● **Goal of the exercise**: Repeat what the lines below say, word for word, and skip every image.

%%

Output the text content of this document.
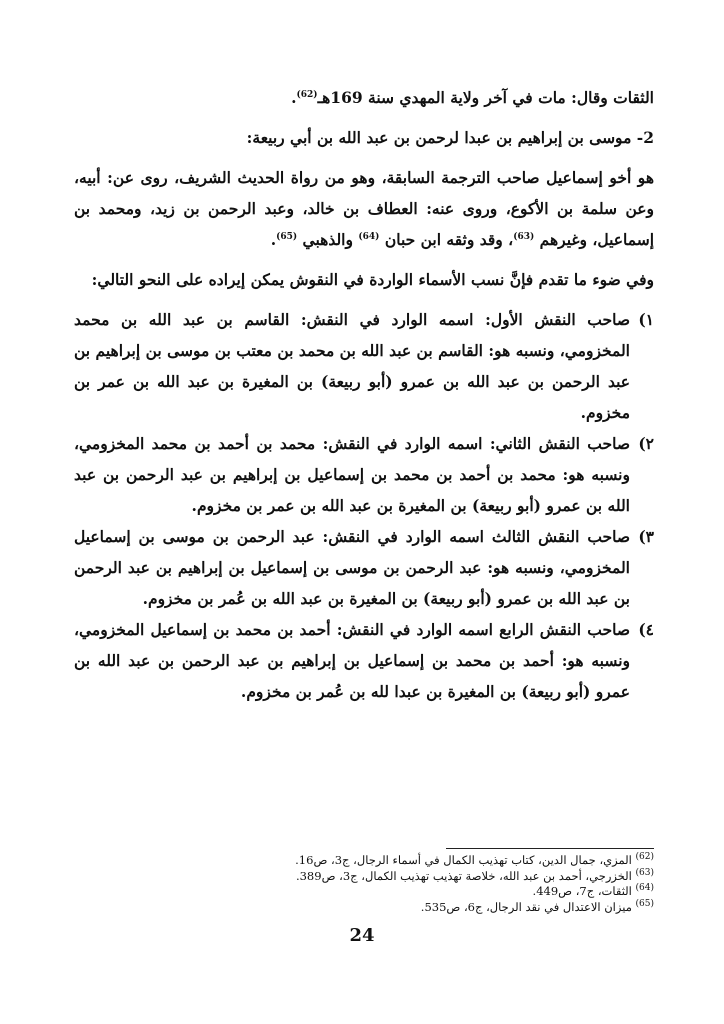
الثقات وقال: مات في آخر ولاية المهدي سنة 169هـ$^{(62)}$.

2- موسى بن إبراهيم بن عبدا لرحمن بن عبد الله بن أبي ربيعة:

هو أخو إسماعيل صاحب الترجمة السابقة، وهو من رواة الحديث الشريف، روى عن: أبيه، وعن سلمة بن الأكوع، وروى عنه: العطاف بن خالد، وعبد الرحمن بن زيد، ومحمد بن إسماعيل، وغيرهم $^{(63)}$، وقد وثقه ابن حبان $^{(64)}$ والذهبي $^{(65)}$.

وفي ضوء ما تقدم فإنَّ نسب الأسماء الواردة في النقوش يمكن إيراده على النحو التالي:

١)

صاحب النقش الأول: اسمه الوارد في النقش: القاسم بن عبد الله بن محمد المخزومي، ونسبه هو: القاسم بن عبد الله بن محمد بن معتب بن موسى بن إبراهيم بن عبد الرحمن بن عبد الله بن عمرو (أبو ربيعة) بن المغيرة بن عبد الله بن عمر بن مخزوم.

٢)

صاحب النقش الثاني: اسمه الوارد في النقش: محمد بن أحمد بن محمد المخزومي، ونسبه هو: محمد بن أحمد بن محمد بن إسماعيل بن إبراهيم بن عبد الرحمن بن عبد الله بن عمرو (أبو ربيعة) بن المغيرة بن عبد الله بن عمر بن مخزوم.

٣)

صاحب النقش الثالث اسمه الوارد في النقش: عبد الرحمن بن موسى بن إسماعيل المخزومي، ونسبه هو: عبد الرحمن بن موسى بن إسماعيل بن إبراهيم بن عبد الرحمن بن عبد الله بن عمرو (أبو ربيعة) بن المغيرة بن عبد الله بن عُمر بن مخزوم.

٤)

صاحب النقش الرابع اسمه الوارد في النقش: أحمد بن محمد بن إسماعيل المخزومي، ونسبه هو: أحمد بن محمد بن إسماعيل بن إبراهيم بن عبد الرحمن بن عبد الله بن عمرو (أبو ربيعة) بن المغيرة بن عبدا لله بن عُمر بن مخزوم.

$^{(62)}$ المزي، جمال الدين، كتاب تهذيب الكمال في أسماء الرجال، ج3، ص16.

$^{(63)}$ الخزرجي، أحمد بن عبد الله، خلاصة تهذيب تهذيب الكمال، ج3، ص389.

$^{(64)}$ الثقات، ج7، ص449.

$^{(65)}$ ميزان الاعتدال في نقد الرجال، ج6، ص535.

24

%%

● **Full response**:
Output the text content of this document.
الثقات وقال: مات في آخر ولاية المهدي سنة 169هـ$^{(62)}$.

2- موسى بن إبراهيم بن عبدا لرحمن بن عبد الله بن أبي ربيعة:

هو أخو إسماعيل صاحب الترجمة السابقة، وهو من رواة الحديث الشريف، روى عن: أبيه، وعن سلمة بن الأكوع، وروى عنه: العطاف بن خالد، وعبد الرحمن بن زيد، ومحمد بن إسماعيل، وغيرهم $^{(63)}$، وقد وثقه ابن حبان $^{(64)}$ والذهبي $^{(65)}$.

وفي ضوء ما تقدم فإنَّ نسب الأسماء الواردة في النقوش يمكن إيراده على النحو التالي:

١)

صاحب النقش الأول: اسمه الوارد في النقش: القاسم بن عبد الله بن محمد المخزومي، ونسبه هو: القاسم بن عبد الله بن محمد بن معتب بن موسى بن إبراهيم بن عبد الرحمن بن عبد الله بن عمرو (أبو ربيعة) بن المغيرة بن عبد الله بن عمر بن مخزوم.

٢)

صاحب النقش الثاني: اسمه الوارد في النقش: محمد بن أحمد بن محمد المخزومي، ونسبه هو: محمد بن أحمد بن محمد بن إسماعيل بن إبراهيم بن عبد الرحمن بن عبد الله بن عمرو (أبو ربيعة) بن المغيرة بن عبد الله بن عمر بن مخزوم.

٣)

صاحب النقش الثالث اسمه الوارد في النقش: عبد الرحمن بن موسى بن إسماعيل المخزومي، ونسبه هو: عبد الرحمن بن موسى بن إسماعيل بن إبراهيم بن عبد الرحمن بن عبد الله بن عمرو (أبو ربيعة) بن المغيرة بن عبد الله بن عُمر بن مخزوم.

٤)

صاحب النقش الرابع اسمه الوارد في النقش: أحمد بن محمد بن إسماعيل المخزومي، ونسبه هو: أحمد بن محمد بن إسماعيل بن إبراهيم بن عبد الرحمن بن عبد الله بن عمرو (أبو ربيعة) بن المغيرة بن عبدا لله بن عُمر بن مخزوم.

$^{(62)}$ المزي، جمال الدين، كتاب تهذيب الكمال في أسماء الرجال، ج3، ص16.

$^{(63)}$ الخزرجي، أحمد بن عبد الله، خلاصة تهذيب تهذيب الكمال، ج3، ص389.

$^{(64)}$ الثقات، ج7، ص449.

$^{(65)}$ ميزان الاعتدال في نقد الرجال، ج6، ص535.

24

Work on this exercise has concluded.